# Information supplied
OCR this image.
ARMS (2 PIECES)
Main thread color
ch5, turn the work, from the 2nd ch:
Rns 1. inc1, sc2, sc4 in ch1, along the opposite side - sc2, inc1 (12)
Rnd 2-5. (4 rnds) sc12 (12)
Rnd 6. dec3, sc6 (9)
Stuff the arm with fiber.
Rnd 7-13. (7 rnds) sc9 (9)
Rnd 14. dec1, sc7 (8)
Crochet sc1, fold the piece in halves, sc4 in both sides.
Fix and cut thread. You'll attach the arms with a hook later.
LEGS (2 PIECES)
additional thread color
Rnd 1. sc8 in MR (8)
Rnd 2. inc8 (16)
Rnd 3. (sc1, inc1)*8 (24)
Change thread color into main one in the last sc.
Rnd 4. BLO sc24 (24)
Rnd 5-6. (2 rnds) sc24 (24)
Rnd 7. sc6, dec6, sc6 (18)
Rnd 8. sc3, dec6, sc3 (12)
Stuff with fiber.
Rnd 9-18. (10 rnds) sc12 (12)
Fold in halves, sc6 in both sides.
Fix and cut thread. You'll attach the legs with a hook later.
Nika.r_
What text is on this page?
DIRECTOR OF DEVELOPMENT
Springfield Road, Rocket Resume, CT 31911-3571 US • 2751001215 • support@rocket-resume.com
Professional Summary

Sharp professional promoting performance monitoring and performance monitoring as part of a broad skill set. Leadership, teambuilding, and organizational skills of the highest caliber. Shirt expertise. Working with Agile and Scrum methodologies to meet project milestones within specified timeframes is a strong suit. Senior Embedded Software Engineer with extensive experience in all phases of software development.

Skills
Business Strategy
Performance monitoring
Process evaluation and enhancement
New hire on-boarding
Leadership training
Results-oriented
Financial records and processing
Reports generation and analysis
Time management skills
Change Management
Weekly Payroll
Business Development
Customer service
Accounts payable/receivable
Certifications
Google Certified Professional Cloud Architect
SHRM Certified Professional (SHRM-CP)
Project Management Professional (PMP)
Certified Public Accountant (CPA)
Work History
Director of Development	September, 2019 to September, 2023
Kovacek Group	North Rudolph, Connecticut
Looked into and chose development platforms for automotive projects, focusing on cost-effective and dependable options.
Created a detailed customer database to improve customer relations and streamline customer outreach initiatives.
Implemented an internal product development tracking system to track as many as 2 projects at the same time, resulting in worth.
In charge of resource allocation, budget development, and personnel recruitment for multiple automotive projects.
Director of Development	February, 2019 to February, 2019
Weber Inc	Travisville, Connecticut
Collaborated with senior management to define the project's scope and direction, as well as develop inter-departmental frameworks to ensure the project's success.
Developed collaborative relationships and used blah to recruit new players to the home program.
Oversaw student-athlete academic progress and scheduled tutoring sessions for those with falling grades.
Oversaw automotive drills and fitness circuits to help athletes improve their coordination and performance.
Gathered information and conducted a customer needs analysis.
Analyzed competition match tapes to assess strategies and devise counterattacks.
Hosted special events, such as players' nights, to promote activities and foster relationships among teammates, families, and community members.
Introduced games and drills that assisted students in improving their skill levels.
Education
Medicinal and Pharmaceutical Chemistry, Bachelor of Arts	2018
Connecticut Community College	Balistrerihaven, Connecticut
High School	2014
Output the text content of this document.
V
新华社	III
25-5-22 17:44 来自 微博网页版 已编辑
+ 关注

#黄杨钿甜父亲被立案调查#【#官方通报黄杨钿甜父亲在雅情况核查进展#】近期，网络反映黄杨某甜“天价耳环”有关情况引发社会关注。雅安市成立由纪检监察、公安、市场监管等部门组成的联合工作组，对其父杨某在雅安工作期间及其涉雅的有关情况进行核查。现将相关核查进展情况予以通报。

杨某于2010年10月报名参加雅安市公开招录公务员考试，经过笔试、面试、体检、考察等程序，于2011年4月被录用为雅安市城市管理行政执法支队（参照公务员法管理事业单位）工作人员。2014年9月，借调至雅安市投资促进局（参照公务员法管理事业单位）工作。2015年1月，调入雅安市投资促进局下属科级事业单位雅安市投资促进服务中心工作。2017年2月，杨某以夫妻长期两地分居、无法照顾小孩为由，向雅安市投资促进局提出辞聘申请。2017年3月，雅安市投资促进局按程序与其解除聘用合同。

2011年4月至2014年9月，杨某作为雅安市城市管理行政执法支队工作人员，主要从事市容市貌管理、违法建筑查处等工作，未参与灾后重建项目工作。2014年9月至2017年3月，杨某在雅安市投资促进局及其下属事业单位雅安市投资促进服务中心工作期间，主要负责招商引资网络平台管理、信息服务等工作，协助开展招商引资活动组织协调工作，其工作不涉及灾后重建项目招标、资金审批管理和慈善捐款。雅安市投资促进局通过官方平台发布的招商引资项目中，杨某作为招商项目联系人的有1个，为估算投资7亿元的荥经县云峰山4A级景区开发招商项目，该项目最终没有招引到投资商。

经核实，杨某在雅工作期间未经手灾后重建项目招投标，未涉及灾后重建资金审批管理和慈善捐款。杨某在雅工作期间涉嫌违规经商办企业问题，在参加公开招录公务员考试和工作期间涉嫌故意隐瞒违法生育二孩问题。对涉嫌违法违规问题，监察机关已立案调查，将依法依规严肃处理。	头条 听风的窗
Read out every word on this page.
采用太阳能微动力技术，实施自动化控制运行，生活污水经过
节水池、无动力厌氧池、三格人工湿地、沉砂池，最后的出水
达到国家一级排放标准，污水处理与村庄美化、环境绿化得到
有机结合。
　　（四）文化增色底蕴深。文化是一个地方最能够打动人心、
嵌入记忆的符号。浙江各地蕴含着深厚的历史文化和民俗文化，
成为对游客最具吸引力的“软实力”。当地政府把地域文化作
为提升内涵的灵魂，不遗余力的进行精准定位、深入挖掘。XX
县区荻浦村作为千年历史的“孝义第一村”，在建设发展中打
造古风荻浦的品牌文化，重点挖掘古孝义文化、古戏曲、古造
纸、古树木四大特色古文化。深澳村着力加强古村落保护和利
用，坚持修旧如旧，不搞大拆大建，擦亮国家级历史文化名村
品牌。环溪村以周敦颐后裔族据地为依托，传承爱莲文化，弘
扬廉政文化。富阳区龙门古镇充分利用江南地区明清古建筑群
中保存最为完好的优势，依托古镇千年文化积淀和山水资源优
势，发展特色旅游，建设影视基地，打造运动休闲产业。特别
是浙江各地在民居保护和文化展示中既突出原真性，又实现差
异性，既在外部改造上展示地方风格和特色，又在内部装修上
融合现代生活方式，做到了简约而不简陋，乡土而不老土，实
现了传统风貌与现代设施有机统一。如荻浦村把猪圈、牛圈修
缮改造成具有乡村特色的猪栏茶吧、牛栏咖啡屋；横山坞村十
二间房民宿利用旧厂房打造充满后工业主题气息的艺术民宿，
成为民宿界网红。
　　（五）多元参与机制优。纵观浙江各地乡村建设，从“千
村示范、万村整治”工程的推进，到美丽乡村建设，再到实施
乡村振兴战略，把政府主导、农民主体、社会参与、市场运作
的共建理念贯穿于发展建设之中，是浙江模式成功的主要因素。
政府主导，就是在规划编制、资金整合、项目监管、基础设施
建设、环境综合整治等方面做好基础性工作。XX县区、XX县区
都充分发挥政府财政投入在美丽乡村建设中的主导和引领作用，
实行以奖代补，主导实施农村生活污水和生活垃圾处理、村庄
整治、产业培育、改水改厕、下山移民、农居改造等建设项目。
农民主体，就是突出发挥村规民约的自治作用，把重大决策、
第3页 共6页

# Problem to solve
Your task is to repeat every line exactly.

# Output for this task
OCR this image.
ARMS (2 PIECES)
Main thread color
ch5, turn the work, from the 2nd ch:
Rns 1. inc1, sc2, sc4 in ch1, along the opposite side - sc2, inc1 (12)
Rnd 2-5. (4 rnds) sc12 (12)
Rnd 6. dec3, sc6 (9)
Stuff the arm with fiber.
Rnd 7-13. (7 rnds) sc9 (9)
Rnd 14. dec1, sc7 (8)
Crochet sc1, fold the piece in halves, sc4 in both sides.
Fix and cut thread. You'll attach the arms with a hook later.
LEGS (2 PIECES)
additional thread color
Rnd 1. sc8 in MR (8)
Rnd 2. inc8 (16)
Rnd 3. (sc1, inc1)*8 (24)
Change thread color into main one in the last sc.
Rnd 4. BLO sc24 (24)
Rnd 5-6. (2 rnds) sc24 (24)
Rnd 7. sc6, dec6, sc6 (18)
Rnd 8. sc3, dec6, sc3 (12)
Stuff with fiber.
Rnd 9-18. (10 rnds) sc12 (12)
Fold in halves, sc6 in both sides.
Fix and cut thread. You'll attach the legs with a hook later.
Nika.r_
What text is on this page?
DIRECTOR OF DEVELOPMENT
Springfield Road, Rocket Resume, CT 31911-3571 US • 2751001215 • support@rocket-resume.com
Professional Summary

Sharp professional promoting performance monitoring and performance monitoring as part of a broad skill set. Leadership, teambuilding, and organizational skills of the highest caliber. Shirt expertise. Working with Agile and Scrum methodologies to meet project milestones within specified timeframes is a strong suit. Senior Embedded Software Engineer with extensive experience in all phases of software development.

Skills
Business Strategy
Performance monitoring
Process evaluation and enhancement
New hire on-boarding
Leadership training
Results-oriented
Financial records and processing
Reports generation and analysis
Time management skills
Change Management
Weekly Payroll
Business Development
Customer service
Accounts payable/receivable
Certifications
Google Certified Professional Cloud Architect
SHRM Certified Professional (SHRM-CP)
Project Management Professional (PMP)
Certified Public Accountant (CPA)
Work History
Director of Development	September, 2019 to September, 2023
Kovacek Group	North Rudolph, Connecticut
Looked into and chose development platforms for automotive projects, focusing on cost-effective and dependable options.
Created a detailed customer database to improve customer relations and streamline customer outreach initiatives.
Implemented an internal product development tracking system to track as many as 2 projects at the same time, resulting in worth.
In charge of resource allocation, budget development, and personnel recruitment for multiple automotive projects.
Director of Development	February, 2019 to February, 2019
Weber Inc	Travisville, Connecticut
Collaborated with senior management to define the project's scope and direction, as well as develop inter-departmental frameworks to ensure the project's success.
Developed collaborative relationships and used blah to recruit new players to the home program.
Oversaw student-athlete academic progress and scheduled tutoring sessions for those with falling grades.
Oversaw automotive drills and fitness circuits to help athletes improve their coordination and performance.
Gathered information and conducted a customer needs analysis.
Analyzed competition match tapes to assess strategies and devise counterattacks.
Hosted special events, such as players' nights, to promote activities and foster relationships among teammates, families, and community members.
Introduced games and drills that assisted students in improving their skill levels.
Education
Medicinal and Pharmaceutical Chemistry, Bachelor of Arts	2018
Connecticut Community College	Balistrerihaven, Connecticut
High School	2014
Output the text content of this document.
V
新华社	III
25-5-22 17:44 来自 微博网页版 已编辑
+ 关注

#黄杨钿甜父亲被立案调查#【#官方通报黄杨钿甜父亲在雅情况核查进展#】近期，网络反映黄杨某甜“天价耳环”有关情况引发社会关注。雅安市成立由纪检监察、公安、市场监管等部门组成的联合工作组，对其父杨某在雅安工作期间及其涉雅的有关情况进行核查。现将相关核查进展情况予以通报。

杨某于2010年10月报名参加雅安市公开招录公务员考试，经过笔试、面试、体检、考察等程序，于2011年4月被录用为雅安市城市管理行政执法支队（参照公务员法管理事业单位）工作人员。2014年9月，借调至雅安市投资促进局（参照公务员法管理事业单位）工作。2015年1月，调入雅安市投资促进局下属科级事业单位雅安市投资促进服务中心工作。2017年2月，杨某以夫妻长期两地分居、无法照顾小孩为由，向雅安市投资促进局提出辞聘申请。2017年3月，雅安市投资促进局按程序与其解除聘用合同。

2011年4月至2014年9月，杨某作为雅安市城市管理行政执法支队工作人员，主要从事市容市貌管理、违法建筑查处等工作，未参与灾后重建项目工作。2014年9月至2017年3月，杨某在雅安市投资促进局及其下属事业单位雅安市投资促进服务中心工作期间，主要负责招商引资网络平台管理、信息服务等工作，协助开展招商引资活动组织协调工作，其工作不涉及灾后重建项目招标、资金审批管理和慈善捐款。雅安市投资促进局通过官方平台发布的招商引资项目中，杨某作为招商项目联系人的有1个，为估算投资7亿元的荥经县云峰山4A级景区开发招商项目，该项目最终没有招引到投资商。

经核实，杨某在雅工作期间未经手灾后重建项目招投标，未涉及灾后重建资金审批管理和慈善捐款。杨某在雅工作期间涉嫌违规经商办企业问题，在参加公开招录公务员考试和工作期间涉嫌故意隐瞒违法生育二孩问题。对涉嫌违法违规问题，监察机关已立案调查，将依法依规严肃处理。	头条 听风的窗
Read out every word on this page.
采用太阳能微动力技术，实施自动化控制运行，生活污水经过
节水池、无动力厌氧池、三格人工湿地、沉砂池，最后的出水
达到国家一级排放标准，污水处理与村庄美化、环境绿化得到
有机结合。
　　（四）文化增色底蕴深。文化是一个地方最能够打动人心、
嵌入记忆的符号。浙江各地蕴含着深厚的历史文化和民俗文化，
成为对游客最具吸引力的“软实力”。当地政府把地域文化作
为提升内涵的灵魂，不遗余力的进行精准定位、深入挖掘。XX
县区荻浦村作为千年历史的“孝义第一村”，在建设发展中打
造古风荻浦的品牌文化，重点挖掘古孝义文化、古戏曲、古造
纸、古树木四大特色古文化。深澳村着力加强古村落保护和利
用，坚持修旧如旧，不搞大拆大建，擦亮国家级历史文化名村
品牌。环溪村以周敦颐后裔族据地为依托，传承爱莲文化，弘
扬廉政文化。富阳区龙门古镇充分利用江南地区明清古建筑群
中保存最为完好的优势，依托古镇千年文化积淀和山水资源优
势，发展特色旅游，建设影视基地，打造运动休闲产业。特别
是浙江各地在民居保护和文化展示中既突出原真性，又实现差
异性，既在外部改造上展示地方风格和特色，又在内部装修上
融合现代生活方式，做到了简约而不简陋，乡土而不老土，实
现了传统风貌与现代设施有机统一。如荻浦村把猪圈、牛圈修
缮改造成具有乡村特色的猪栏茶吧、牛栏咖啡屋；横山坞村十
二间房民宿利用旧厂房打造充满后工业主题气息的艺术民宿，
成为民宿界网红。
　　（五）多元参与机制优。纵观浙江各地乡村建设，从“千
村示范、万村整治”工程的推进，到美丽乡村建设，再到实施
乡村振兴战略，把政府主导、农民主体、社会参与、市场运作
的共建理念贯穿于发展建设之中，是浙江模式成功的主要因素。
政府主导，就是在规划编制、资金整合、项目监管、基础设施
建设、环境综合整治等方面做好基础性工作。XX县区、XX县区
都充分发挥政府财政投入在美丽乡村建设中的主导和引领作用，
实行以奖代补，主导实施农村生活污水和生活垃圾处理、村庄
整治、产业培育、改水改厕、下山移民、农居改造等建设项目。
农民主体，就是突出发挥村规民约的自治作用，把重大决策、
第3页 共6页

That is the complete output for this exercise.